## Challenge
Skip every image and restate the data word for word.

━━━━━━

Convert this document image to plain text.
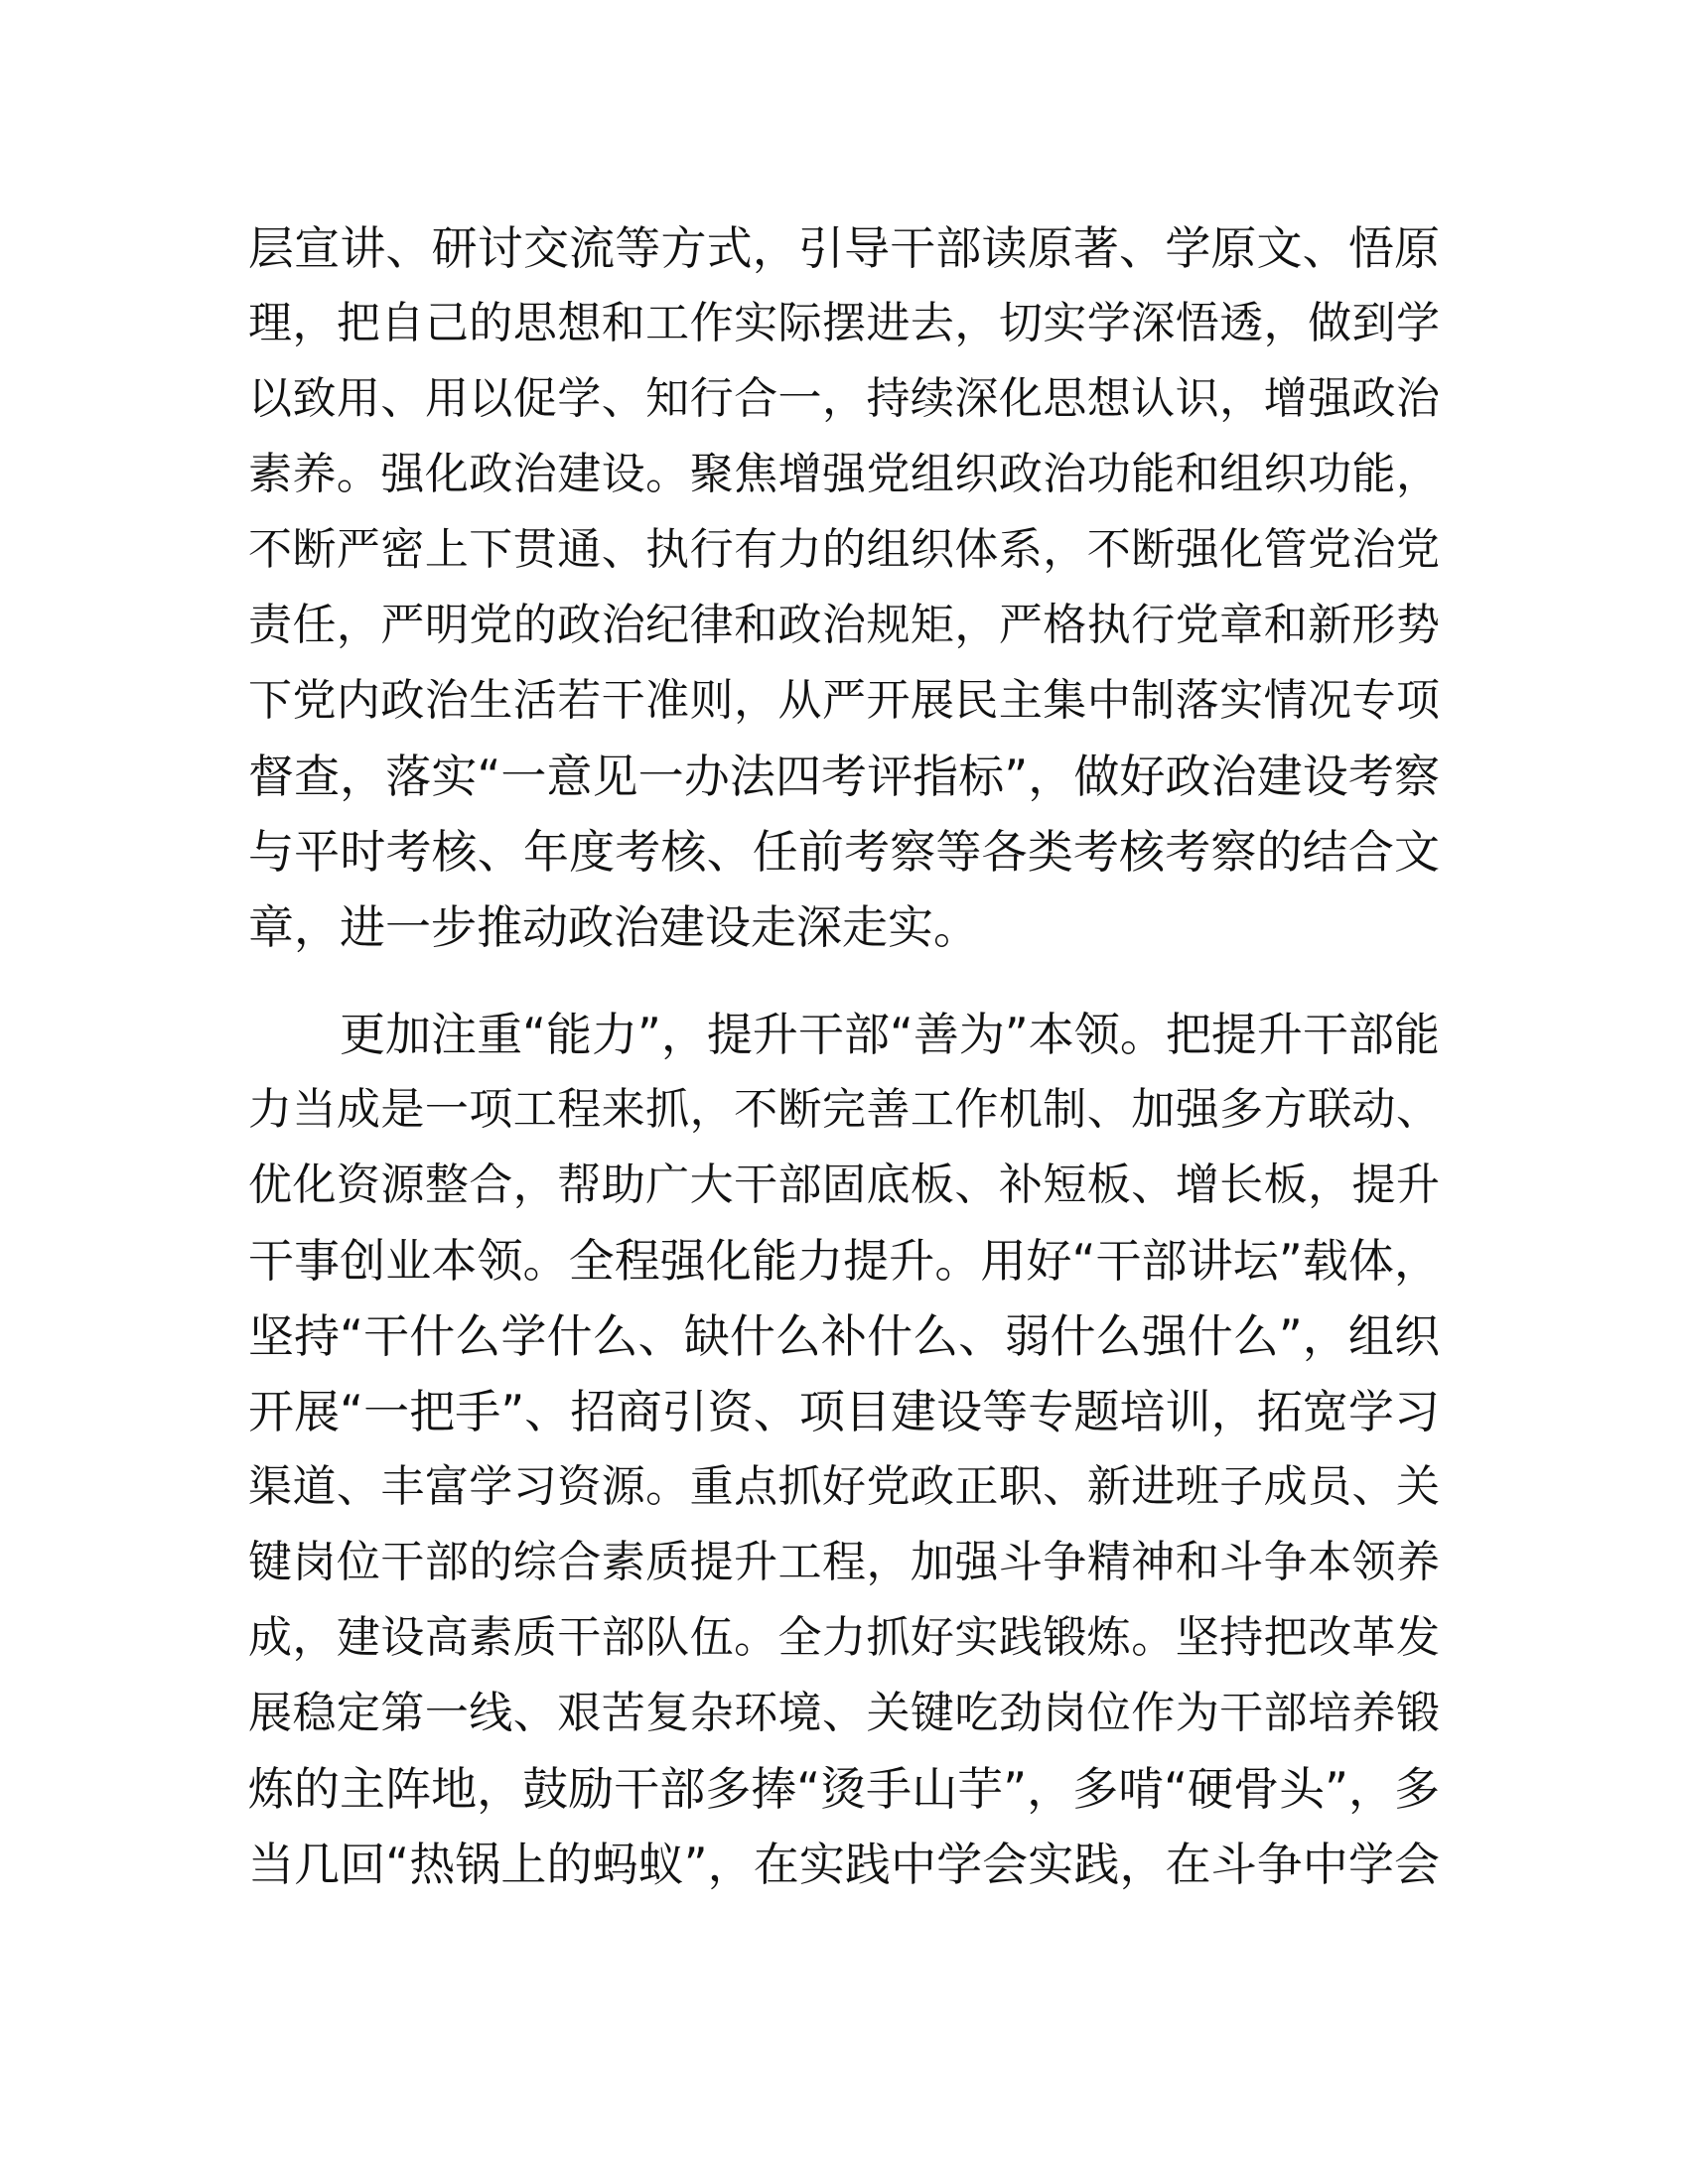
层宣讲、研讨交流等方式，引导干部读原著、学原文、悟原
理，把自己的思想和工作实际摆进去，切实学深悟透，做到学
以致用、用以促学、知行合一，持续深化思想认识，增强政治
素养。强化政治建设。聚焦增强党组织政治功能和组织功能，
不断严密上下贯通、执行有力的组织体系，不断强化管党治党
责任，严明党的政治纪律和政治规矩，严格执行党章和新形势
下党内政治生活若干准则，从严开展民主集中制落实情况专项
督查，落实“一意见一办法四考评指标”，做好政治建设考察
与平时考核、年度考核、任前考察等各类考核考察的结合文
章，进一步推动政治建设走深走实。
更加注重“能力”，提升干部“善为”本领。把提升干部能
力当成是一项工程来抓，不断完善工作机制、加强多方联动、
优化资源整合，帮助广大干部固底板、补短板、增长板，提升
干事创业本领。全程强化能力提升。用好“干部讲坛”载体，
坚持“干什么学什么、缺什么补什么、弱什么强什么”，组织
开展“一把手”、招商引资、项目建设等专题培训，拓宽学习
渠道、丰富学习资源。重点抓好党政正职、新进班子成员、关
键岗位干部的综合素质提升工程，加强斗争精神和斗争本领养
成，建设高素质干部队伍。全力抓好实践锻炼。坚持把改革发
展稳定第一线、艰苦复杂环境、关键吃劲岗位作为干部培养锻
炼的主阵地，鼓励干部多捧“烫手山芋”，多啃“硬骨头”，多
当几回“热锅上的蚂蚁”，在实践中学会实践，在斗争中学会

━━━━━━

## The solution
Convert this document image to plain text.
层宣讲、研讨交流等方式，引导干部读原著、学原文、悟原
理，把自己的思想和工作实际摆进去，切实学深悟透，做到学
以致用、用以促学、知行合一，持续深化思想认识，增强政治
素养。强化政治建设。聚焦增强党组织政治功能和组织功能，
不断严密上下贯通、执行有力的组织体系，不断强化管党治党
责任，严明党的政治纪律和政治规矩，严格执行党章和新形势
下党内政治生活若干准则，从严开展民主集中制落实情况专项
督查，落实“一意见一办法四考评指标”，做好政治建设考察
与平时考核、年度考核、任前考察等各类考核考察的结合文
章，进一步推动政治建设走深走实。
更加注重“能力”，提升干部“善为”本领。把提升干部能
力当成是一项工程来抓，不断完善工作机制、加强多方联动、
优化资源整合，帮助广大干部固底板、补短板、增长板，提升
干事创业本领。全程强化能力提升。用好“干部讲坛”载体，
坚持“干什么学什么、缺什么补什么、弱什么强什么”，组织
开展“一把手”、招商引资、项目建设等专题培训，拓宽学习
渠道、丰富学习资源。重点抓好党政正职、新进班子成员、关
键岗位干部的综合素质提升工程，加强斗争精神和斗争本领养
成，建设高素质干部队伍。全力抓好实践锻炼。坚持把改革发
展稳定第一线、艰苦复杂环境、关键吃劲岗位作为干部培养锻
炼的主阵地，鼓励干部多捧“烫手山芋”，多啃“硬骨头”，多
当几回“热锅上的蚂蚁”，在实践中学会实践，在斗争中学会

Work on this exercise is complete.